PROBLEM DESCRIPTION: Type out the material below exactly.

* Start *

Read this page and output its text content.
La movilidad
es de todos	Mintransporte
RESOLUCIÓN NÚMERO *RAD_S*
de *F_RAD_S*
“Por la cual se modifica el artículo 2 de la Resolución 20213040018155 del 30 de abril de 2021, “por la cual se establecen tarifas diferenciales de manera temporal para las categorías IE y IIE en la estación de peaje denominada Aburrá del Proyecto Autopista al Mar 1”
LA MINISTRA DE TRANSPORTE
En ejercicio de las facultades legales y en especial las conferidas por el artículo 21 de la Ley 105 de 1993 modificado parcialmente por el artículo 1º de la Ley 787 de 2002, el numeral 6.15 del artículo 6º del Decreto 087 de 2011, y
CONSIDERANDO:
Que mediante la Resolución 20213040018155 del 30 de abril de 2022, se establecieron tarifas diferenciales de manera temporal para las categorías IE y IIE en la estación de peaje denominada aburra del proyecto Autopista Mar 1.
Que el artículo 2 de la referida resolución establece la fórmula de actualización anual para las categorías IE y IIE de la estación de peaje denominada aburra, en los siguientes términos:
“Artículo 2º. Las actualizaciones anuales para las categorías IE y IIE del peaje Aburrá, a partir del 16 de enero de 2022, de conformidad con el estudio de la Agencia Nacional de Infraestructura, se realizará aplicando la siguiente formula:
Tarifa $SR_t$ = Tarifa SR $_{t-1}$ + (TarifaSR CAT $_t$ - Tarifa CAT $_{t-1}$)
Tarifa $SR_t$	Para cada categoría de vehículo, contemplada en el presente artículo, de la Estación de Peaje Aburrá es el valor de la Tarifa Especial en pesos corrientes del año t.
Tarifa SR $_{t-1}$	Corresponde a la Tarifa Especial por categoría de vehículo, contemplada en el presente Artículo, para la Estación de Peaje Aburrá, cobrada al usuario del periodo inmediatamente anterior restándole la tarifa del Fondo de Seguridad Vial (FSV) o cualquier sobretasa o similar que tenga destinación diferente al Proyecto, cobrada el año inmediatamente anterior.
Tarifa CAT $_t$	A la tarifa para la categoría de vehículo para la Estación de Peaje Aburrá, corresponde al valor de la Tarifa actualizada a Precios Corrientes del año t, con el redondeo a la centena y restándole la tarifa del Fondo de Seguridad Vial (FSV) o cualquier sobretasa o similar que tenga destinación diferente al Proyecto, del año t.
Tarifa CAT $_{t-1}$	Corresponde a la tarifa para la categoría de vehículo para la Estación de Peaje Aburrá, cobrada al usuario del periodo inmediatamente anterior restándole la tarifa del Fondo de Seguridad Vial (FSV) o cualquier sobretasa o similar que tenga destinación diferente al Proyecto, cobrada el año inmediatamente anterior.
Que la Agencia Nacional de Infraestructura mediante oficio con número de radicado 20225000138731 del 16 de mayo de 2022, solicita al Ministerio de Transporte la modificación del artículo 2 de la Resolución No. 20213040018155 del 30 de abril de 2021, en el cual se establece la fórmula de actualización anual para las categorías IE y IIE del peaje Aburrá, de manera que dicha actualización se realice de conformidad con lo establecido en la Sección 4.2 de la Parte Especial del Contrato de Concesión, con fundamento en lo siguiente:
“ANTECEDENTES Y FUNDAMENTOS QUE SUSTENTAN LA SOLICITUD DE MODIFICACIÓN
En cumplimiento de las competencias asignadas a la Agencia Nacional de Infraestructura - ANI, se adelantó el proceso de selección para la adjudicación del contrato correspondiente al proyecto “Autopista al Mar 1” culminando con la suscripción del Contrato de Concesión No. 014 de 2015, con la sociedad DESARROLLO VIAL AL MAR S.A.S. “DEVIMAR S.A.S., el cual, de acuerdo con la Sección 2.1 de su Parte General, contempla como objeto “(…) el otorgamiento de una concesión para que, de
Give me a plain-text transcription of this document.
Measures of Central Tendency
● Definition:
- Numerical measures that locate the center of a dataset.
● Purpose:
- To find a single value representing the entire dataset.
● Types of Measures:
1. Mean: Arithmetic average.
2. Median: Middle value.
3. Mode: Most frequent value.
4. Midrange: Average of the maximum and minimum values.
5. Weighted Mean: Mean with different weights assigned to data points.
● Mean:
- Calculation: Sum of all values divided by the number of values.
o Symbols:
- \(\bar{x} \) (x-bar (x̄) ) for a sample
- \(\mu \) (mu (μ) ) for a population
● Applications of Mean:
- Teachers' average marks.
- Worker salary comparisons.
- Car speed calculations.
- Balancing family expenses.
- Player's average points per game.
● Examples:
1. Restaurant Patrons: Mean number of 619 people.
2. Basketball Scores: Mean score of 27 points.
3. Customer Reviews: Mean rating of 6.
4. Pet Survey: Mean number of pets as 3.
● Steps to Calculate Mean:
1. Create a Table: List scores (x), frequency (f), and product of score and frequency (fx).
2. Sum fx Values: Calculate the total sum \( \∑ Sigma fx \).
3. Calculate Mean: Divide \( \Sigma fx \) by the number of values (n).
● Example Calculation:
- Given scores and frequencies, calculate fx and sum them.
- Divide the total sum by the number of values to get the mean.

* End *

REPLY:
Read this page and output its text content.
La movilidad
es de todos	Mintransporte
RESOLUCIÓN NÚMERO *RAD_S*
de *F_RAD_S*
“Por la cual se modifica el artículo 2 de la Resolución 20213040018155 del 30 de abril de 2021, “por la cual se establecen tarifas diferenciales de manera temporal para las categorías IE y IIE en la estación de peaje denominada Aburrá del Proyecto Autopista al Mar 1”
LA MINISTRA DE TRANSPORTE
En ejercicio de las facultades legales y en especial las conferidas por el artículo 21 de la Ley 105 de 1993 modificado parcialmente por el artículo 1º de la Ley 787 de 2002, el numeral 6.15 del artículo 6º del Decreto 087 de 2011, y
CONSIDERANDO:
Que mediante la Resolución 20213040018155 del 30 de abril de 2022, se establecieron tarifas diferenciales de manera temporal para las categorías IE y IIE en la estación de peaje denominada aburra del proyecto Autopista Mar 1.
Que el artículo 2 de la referida resolución establece la fórmula de actualización anual para las categorías IE y IIE de la estación de peaje denominada aburra, en los siguientes términos:
“Artículo 2º. Las actualizaciones anuales para las categorías IE y IIE del peaje Aburrá, a partir del 16 de enero de 2022, de conformidad con el estudio de la Agencia Nacional de Infraestructura, se realizará aplicando la siguiente formula:
Tarifa $SR_t$ = Tarifa SR $_{t-1}$ + (TarifaSR CAT $_t$ - Tarifa CAT $_{t-1}$)
Tarifa $SR_t$	Para cada categoría de vehículo, contemplada en el presente artículo, de la Estación de Peaje Aburrá es el valor de la Tarifa Especial en pesos corrientes del año t.
Tarifa SR $_{t-1}$	Corresponde a la Tarifa Especial por categoría de vehículo, contemplada en el presente Artículo, para la Estación de Peaje Aburrá, cobrada al usuario del periodo inmediatamente anterior restándole la tarifa del Fondo de Seguridad Vial (FSV) o cualquier sobretasa o similar que tenga destinación diferente al Proyecto, cobrada el año inmediatamente anterior.
Tarifa CAT $_t$	A la tarifa para la categoría de vehículo para la Estación de Peaje Aburrá, corresponde al valor de la Tarifa actualizada a Precios Corrientes del año t, con el redondeo a la centena y restándole la tarifa del Fondo de Seguridad Vial (FSV) o cualquier sobretasa o similar que tenga destinación diferente al Proyecto, del año t.
Tarifa CAT $_{t-1}$	Corresponde a la tarifa para la categoría de vehículo para la Estación de Peaje Aburrá, cobrada al usuario del periodo inmediatamente anterior restándole la tarifa del Fondo de Seguridad Vial (FSV) o cualquier sobretasa o similar que tenga destinación diferente al Proyecto, cobrada el año inmediatamente anterior.
Que la Agencia Nacional de Infraestructura mediante oficio con número de radicado 20225000138731 del 16 de mayo de 2022, solicita al Ministerio de Transporte la modificación del artículo 2 de la Resolución No. 20213040018155 del 30 de abril de 2021, en el cual se establece la fórmula de actualización anual para las categorías IE y IIE del peaje Aburrá, de manera que dicha actualización se realice de conformidad con lo establecido en la Sección 4.2 de la Parte Especial del Contrato de Concesión, con fundamento en lo siguiente:
“ANTECEDENTES Y FUNDAMENTOS QUE SUSTENTAN LA SOLICITUD DE MODIFICACIÓN
En cumplimiento de las competencias asignadas a la Agencia Nacional de Infraestructura - ANI, se adelantó el proceso de selección para la adjudicación del contrato correspondiente al proyecto “Autopista al Mar 1” culminando con la suscripción del Contrato de Concesión No. 014 de 2015, con la sociedad DESARROLLO VIAL AL MAR S.A.S. “DEVIMAR S.A.S., el cual, de acuerdo con la Sección 2.1 de su Parte General, contempla como objeto “(…) el otorgamiento de una concesión para que, de
Give me a plain-text transcription of this document.
Measures of Central Tendency
● Definition:
- Numerical measures that locate the center of a dataset.
● Purpose:
- To find a single value representing the entire dataset.
● Types of Measures:
1. Mean: Arithmetic average.
2. Median: Middle value.
3. Mode: Most frequent value.
4. Midrange: Average of the maximum and minimum values.
5. Weighted Mean: Mean with different weights assigned to data points.
● Mean:
- Calculation: Sum of all values divided by the number of values.
o Symbols:
- \(\bar{x} \) (x-bar (x̄) ) for a sample
- \(\mu \) (mu (μ) ) for a population
● Applications of Mean:
- Teachers' average marks.
- Worker salary comparisons.
- Car speed calculations.
- Balancing family expenses.
- Player's average points per game.
● Examples:
1. Restaurant Patrons: Mean number of 619 people.
2. Basketball Scores: Mean score of 27 points.
3. Customer Reviews: Mean rating of 6.
4. Pet Survey: Mean number of pets as 3.
● Steps to Calculate Mean:
1. Create a Table: List scores (x), frequency (f), and product of score and frequency (fx).
2. Sum fx Values: Calculate the total sum \( \∑ Sigma fx \).
3. Calculate Mean: Divide \( \Sigma fx \) by the number of values (n).
● Example Calculation:
- Given scores and frequencies, calculate fx and sum them.
- Divide the total sum by the number of values to get the mean.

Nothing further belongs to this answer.